(DIRECTIONS FOR THIS TASK)
If a line of the data below holds the word "Expression", list it.
Segment Start: TASK DATA
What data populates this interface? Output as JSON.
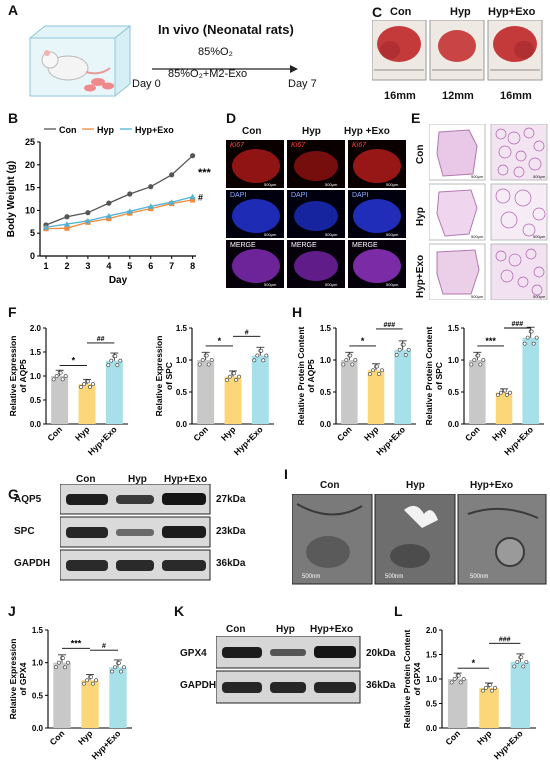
{
  "panels": [
    "A",
    "B",
    "C",
    "D",
    "E",
    "F",
    "G",
    "H",
    "I",
    "J",
    "K",
    "L"
  ],
  "A": {
    "title": "In vivo (Neonatal rats)",
    "cond1": "85%O₂",
    "cond2": "85%O₂+M2-Exo",
    "day0": "Day 0",
    "day7": "Day 7"
  },
  "C": {
    "groups": [
      "Con",
      "Hyp",
      "Hyp+Exo"
    ],
    "sizes": [
      "16mm",
      "12mm",
      "16mm"
    ]
  },
  "D": {
    "cols": [
      "Con",
      "Hyp",
      "Hyp +Exo"
    ],
    "rows": [
      "Ki67",
      "DAPI",
      "MERGE"
    ],
    "scale": "500μm"
  },
  "E": {
    "rows": [
      "Con",
      "Hyp",
      "Hyp+Exo"
    ],
    "scale": "500μm"
  },
  "G": {
    "header": [
      "Con",
      "Hyp",
      "Hyp+Exo"
    ],
    "proteins": [
      "AQP5",
      "SPC",
      "GAPDH"
    ],
    "kda": [
      "27kDa",
      "23kDa",
      "36kDa"
    ]
  },
  "I": {
    "cols": [
      "Con",
      "Hyp",
      "Hyp+Exo"
    ],
    "scale": "500nm"
  },
  "K": {
    "header": [
      "Con",
      "Hyp",
      "Hyp+Exo"
    ],
    "proteins": [
      "GPX4",
      "GAPDH"
    ],
    "kda": [
      "20kDa",
      "36kDa"
    ]
  },
  "colors": {
    "con": "#c8c8c8",
    "hyp": "#fbd77a",
    "exo": "#a8e0ea",
    "lineCon": "#555555",
    "lineHyp": "#f28a3c",
    "lineExo": "#4fb3d9"
  },
  "chart_data": [
    {
      "id": "B",
      "type": "line",
      "xlabel": "Day",
      "ylabel": "Body Weight (g)",
      "x": [
        1,
        2,
        3,
        4,
        5,
        6,
        7,
        8
      ],
      "ylim": [
        0,
        25
      ],
      "yticks": [
        0,
        5,
        10,
        15,
        20,
        25
      ],
      "series": [
        {
          "name": "Con",
          "values": [
            6.8,
            8.6,
            9.5,
            11.6,
            13.6,
            15.2,
            17.8,
            22.0
          ]
        },
        {
          "name": "Hyp",
          "values": [
            6.0,
            6.1,
            7.4,
            8.2,
            9.4,
            10.4,
            11.5,
            12.3
          ]
        },
        {
          "name": "Hyp+Exo",
          "values": [
            6.3,
            7.0,
            7.7,
            8.8,
            9.8,
            10.9,
            11.8,
            13.0
          ]
        }
      ],
      "annotations": [
        "***",
        "#"
      ]
    },
    {
      "id": "F1",
      "type": "bar",
      "ylabel": "Relative Expression of AQP5",
      "categories": [
        "Con",
        "Hyp",
        "Hyp+Exo"
      ],
      "values": [
        1.0,
        0.83,
        1.32
      ],
      "ylim": [
        0,
        2.0
      ],
      "yticks": [
        0,
        0.5,
        1.0,
        1.5,
        2.0
      ],
      "sig": [
        "*",
        "##"
      ]
    },
    {
      "id": "F2",
      "type": "bar",
      "ylabel": "Relative Expression of SPC",
      "categories": [
        "Con",
        "Hyp",
        "Hyp+Exo"
      ],
      "values": [
        1.0,
        0.74,
        1.07
      ],
      "ylim": [
        0,
        1.5
      ],
      "yticks": [
        0,
        0.5,
        1.0,
        1.5
      ],
      "sig": [
        "*",
        "#"
      ]
    },
    {
      "id": "H1",
      "type": "bar",
      "ylabel": "Relative Protein Content of AQP5",
      "categories": [
        "Con",
        "Hyp",
        "Hyp+Exo"
      ],
      "values": [
        1.0,
        0.84,
        1.16
      ],
      "ylim": [
        0,
        1.5
      ],
      "yticks": [
        0,
        0.5,
        1.0,
        1.5
      ],
      "sig": [
        "*",
        "###"
      ]
    },
    {
      "id": "H2",
      "type": "bar",
      "ylabel": "Relative Protein Content of SPC",
      "categories": [
        "Con",
        "Hyp",
        "Hyp+Exo"
      ],
      "values": [
        1.0,
        0.49,
        1.35
      ],
      "ylim": [
        0,
        1.5
      ],
      "yticks": [
        0,
        0.5,
        1.0,
        1.5
      ],
      "sig": [
        "***",
        "###"
      ]
    },
    {
      "id": "J",
      "type": "bar",
      "ylabel": "Relative Expression of GPX4",
      "categories": [
        "Con",
        "Hyp",
        "Hyp+Exo"
      ],
      "values": [
        1.0,
        0.73,
        0.93
      ],
      "ylim": [
        0,
        1.5
      ],
      "yticks": [
        0,
        0.5,
        1.0,
        1.5
      ],
      "sig": [
        "***",
        "#"
      ]
    },
    {
      "id": "L",
      "type": "bar",
      "ylabel": "Relative Protein Content of GPX4",
      "categories": [
        "Con",
        "Hyp",
        "Hyp+Exo"
      ],
      "values": [
        1.0,
        0.82,
        1.35
      ],
      "ylim": [
        0,
        2.0
      ],
      "yticks": [
        0,
        0.5,
        1.0,
        1.5,
        2.0
      ],
      "sig": [
        "*",
        "###"
      ]
    }
  ]
}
Segment End: TASK DATA
(REPLY)
      "ylabel": "Relative Expression of AQP5",
      "ylabel": "Relative Expression of SPC",
      "ylabel": "Relative Expression of GPX4",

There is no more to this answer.